BEGIN Records provided

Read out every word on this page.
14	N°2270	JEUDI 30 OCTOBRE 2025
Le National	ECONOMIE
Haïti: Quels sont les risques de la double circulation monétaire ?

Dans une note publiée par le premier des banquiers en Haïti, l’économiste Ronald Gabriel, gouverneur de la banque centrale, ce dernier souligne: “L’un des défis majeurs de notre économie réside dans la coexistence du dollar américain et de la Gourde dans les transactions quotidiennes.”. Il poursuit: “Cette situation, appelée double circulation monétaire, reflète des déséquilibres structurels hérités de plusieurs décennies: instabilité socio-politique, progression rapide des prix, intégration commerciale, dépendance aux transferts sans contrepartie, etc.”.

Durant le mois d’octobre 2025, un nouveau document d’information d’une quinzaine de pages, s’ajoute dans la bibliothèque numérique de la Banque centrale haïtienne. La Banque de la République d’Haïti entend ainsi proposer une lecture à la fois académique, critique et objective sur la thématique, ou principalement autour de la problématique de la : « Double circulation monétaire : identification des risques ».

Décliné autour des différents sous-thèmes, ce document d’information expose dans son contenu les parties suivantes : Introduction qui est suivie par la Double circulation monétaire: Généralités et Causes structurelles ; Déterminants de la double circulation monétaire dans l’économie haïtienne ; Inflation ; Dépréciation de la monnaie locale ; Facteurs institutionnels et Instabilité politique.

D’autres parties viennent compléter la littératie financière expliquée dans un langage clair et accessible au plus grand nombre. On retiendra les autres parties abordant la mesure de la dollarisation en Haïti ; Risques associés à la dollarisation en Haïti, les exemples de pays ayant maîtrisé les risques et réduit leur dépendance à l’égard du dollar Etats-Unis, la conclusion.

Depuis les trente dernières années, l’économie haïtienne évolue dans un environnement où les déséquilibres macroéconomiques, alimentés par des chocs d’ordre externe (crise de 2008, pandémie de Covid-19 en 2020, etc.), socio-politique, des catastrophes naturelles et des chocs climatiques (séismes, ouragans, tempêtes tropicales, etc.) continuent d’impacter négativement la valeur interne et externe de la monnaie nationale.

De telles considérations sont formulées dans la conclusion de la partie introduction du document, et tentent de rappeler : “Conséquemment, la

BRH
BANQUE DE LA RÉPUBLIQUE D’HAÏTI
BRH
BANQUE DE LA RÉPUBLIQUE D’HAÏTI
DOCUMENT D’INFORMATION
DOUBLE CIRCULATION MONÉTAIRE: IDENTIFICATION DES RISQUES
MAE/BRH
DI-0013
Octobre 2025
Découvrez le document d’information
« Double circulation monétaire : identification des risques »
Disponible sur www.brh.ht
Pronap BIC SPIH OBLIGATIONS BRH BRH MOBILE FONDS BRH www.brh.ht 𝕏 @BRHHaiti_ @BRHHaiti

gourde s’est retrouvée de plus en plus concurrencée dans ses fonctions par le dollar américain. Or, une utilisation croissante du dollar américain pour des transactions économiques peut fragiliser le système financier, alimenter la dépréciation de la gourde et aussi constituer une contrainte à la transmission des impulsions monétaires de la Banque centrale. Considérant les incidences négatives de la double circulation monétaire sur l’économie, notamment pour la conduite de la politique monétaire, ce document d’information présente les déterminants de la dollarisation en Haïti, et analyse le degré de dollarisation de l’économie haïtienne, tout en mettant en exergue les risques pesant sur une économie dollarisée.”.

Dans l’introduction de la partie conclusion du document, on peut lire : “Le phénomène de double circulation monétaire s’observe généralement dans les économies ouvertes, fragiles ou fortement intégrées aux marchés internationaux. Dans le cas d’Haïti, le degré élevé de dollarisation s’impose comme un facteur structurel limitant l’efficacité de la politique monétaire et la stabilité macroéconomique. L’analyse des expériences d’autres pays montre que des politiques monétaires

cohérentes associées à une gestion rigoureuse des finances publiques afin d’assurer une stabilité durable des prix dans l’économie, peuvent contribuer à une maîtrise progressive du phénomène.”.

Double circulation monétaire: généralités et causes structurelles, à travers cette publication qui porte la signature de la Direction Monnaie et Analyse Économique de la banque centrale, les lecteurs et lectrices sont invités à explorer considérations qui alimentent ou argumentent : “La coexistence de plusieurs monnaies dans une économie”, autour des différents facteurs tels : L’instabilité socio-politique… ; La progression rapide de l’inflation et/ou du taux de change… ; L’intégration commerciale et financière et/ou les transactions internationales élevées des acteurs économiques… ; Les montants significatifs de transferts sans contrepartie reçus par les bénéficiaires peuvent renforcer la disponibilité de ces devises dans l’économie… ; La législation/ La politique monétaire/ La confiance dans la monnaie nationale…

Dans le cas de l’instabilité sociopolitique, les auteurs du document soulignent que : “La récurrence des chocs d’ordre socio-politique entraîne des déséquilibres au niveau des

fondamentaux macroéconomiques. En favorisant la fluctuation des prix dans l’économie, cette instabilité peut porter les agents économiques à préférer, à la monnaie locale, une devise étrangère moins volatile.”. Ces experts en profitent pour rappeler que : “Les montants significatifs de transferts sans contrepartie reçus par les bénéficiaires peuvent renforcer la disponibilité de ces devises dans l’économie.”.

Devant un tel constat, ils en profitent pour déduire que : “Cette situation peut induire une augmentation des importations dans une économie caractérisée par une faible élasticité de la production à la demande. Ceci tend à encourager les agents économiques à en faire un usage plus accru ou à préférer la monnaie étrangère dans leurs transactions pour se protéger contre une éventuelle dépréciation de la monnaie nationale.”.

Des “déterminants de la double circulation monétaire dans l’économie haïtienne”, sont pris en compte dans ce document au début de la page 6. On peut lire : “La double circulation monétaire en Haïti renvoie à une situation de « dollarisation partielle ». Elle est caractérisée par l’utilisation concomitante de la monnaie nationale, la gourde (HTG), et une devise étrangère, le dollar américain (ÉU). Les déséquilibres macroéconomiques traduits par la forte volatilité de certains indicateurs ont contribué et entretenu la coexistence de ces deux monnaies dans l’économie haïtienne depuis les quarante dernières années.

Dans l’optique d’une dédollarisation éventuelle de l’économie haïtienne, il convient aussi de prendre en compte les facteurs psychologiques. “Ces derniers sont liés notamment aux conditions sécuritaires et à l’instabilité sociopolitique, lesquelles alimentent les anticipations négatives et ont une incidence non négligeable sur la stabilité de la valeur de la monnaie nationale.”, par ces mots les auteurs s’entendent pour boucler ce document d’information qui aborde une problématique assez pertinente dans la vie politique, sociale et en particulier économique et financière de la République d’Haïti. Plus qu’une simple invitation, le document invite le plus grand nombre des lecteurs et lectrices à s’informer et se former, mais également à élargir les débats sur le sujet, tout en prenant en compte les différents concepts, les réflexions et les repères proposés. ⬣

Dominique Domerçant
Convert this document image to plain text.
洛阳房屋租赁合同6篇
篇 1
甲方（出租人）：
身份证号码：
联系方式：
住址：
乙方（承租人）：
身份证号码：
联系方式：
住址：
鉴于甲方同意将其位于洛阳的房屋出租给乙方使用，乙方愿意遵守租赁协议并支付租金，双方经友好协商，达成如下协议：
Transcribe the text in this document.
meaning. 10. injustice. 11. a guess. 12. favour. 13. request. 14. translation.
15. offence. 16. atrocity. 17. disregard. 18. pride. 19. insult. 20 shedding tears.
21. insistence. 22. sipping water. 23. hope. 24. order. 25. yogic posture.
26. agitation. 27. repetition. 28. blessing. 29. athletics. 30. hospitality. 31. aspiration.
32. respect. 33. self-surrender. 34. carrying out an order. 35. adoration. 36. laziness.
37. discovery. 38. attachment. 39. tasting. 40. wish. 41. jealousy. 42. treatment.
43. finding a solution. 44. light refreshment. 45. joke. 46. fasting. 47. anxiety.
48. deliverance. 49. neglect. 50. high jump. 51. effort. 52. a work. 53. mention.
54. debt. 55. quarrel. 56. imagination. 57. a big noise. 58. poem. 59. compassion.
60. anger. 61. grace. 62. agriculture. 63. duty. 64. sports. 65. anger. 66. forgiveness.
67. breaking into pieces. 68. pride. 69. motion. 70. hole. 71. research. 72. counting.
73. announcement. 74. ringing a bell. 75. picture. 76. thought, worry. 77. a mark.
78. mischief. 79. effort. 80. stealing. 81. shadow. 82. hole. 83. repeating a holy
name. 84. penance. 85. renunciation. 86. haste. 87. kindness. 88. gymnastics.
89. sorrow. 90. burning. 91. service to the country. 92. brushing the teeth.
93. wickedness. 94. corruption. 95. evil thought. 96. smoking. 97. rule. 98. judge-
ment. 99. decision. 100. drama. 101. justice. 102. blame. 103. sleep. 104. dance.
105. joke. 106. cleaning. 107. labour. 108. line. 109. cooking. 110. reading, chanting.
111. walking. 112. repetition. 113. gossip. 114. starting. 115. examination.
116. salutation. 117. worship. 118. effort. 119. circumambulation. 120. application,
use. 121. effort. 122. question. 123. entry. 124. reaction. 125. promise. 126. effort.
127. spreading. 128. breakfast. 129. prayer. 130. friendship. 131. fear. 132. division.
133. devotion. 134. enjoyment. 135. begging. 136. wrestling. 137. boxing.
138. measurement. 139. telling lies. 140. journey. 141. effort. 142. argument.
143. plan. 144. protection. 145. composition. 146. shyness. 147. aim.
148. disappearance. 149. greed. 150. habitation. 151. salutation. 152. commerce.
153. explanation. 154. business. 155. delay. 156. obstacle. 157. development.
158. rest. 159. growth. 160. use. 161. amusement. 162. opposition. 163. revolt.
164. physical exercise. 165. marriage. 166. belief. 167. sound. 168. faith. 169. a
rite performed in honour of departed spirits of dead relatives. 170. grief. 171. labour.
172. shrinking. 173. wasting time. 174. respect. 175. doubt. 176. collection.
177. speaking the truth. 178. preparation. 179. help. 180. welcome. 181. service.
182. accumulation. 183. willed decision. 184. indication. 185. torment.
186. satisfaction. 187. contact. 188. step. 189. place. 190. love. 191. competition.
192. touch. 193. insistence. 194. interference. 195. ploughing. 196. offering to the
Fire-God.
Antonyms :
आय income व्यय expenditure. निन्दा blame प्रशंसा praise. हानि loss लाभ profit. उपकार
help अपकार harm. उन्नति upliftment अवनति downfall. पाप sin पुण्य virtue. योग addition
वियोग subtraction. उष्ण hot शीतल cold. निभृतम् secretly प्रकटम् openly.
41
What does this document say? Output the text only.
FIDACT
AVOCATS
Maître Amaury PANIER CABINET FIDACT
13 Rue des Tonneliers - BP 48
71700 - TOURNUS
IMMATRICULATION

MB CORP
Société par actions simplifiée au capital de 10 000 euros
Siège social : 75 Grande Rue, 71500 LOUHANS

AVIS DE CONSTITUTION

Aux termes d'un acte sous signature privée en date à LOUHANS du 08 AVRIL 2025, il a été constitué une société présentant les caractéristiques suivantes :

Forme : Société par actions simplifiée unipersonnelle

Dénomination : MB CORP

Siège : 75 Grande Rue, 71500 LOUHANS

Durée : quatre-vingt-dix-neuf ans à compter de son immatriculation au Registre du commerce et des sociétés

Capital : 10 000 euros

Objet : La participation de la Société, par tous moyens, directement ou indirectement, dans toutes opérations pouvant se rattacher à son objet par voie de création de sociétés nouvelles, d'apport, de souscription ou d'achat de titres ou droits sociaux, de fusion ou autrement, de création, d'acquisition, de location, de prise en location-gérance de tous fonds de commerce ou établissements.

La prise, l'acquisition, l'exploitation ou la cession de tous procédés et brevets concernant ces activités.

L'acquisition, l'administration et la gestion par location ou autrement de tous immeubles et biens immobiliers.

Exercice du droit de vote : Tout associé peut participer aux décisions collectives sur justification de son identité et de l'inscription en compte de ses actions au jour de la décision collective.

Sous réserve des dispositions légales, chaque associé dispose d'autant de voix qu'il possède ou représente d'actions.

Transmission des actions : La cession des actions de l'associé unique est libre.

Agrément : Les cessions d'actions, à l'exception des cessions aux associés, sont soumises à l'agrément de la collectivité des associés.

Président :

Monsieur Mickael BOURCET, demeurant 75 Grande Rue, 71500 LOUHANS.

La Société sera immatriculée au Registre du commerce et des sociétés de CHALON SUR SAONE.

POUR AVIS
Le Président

END Records provided

• [Exercise details]:
Identify and copy the lines holding the word "text".

• [Answer in full]:
Convert this document image to plain text.
Transcribe the text in this document.
What does this document say? Output the text only.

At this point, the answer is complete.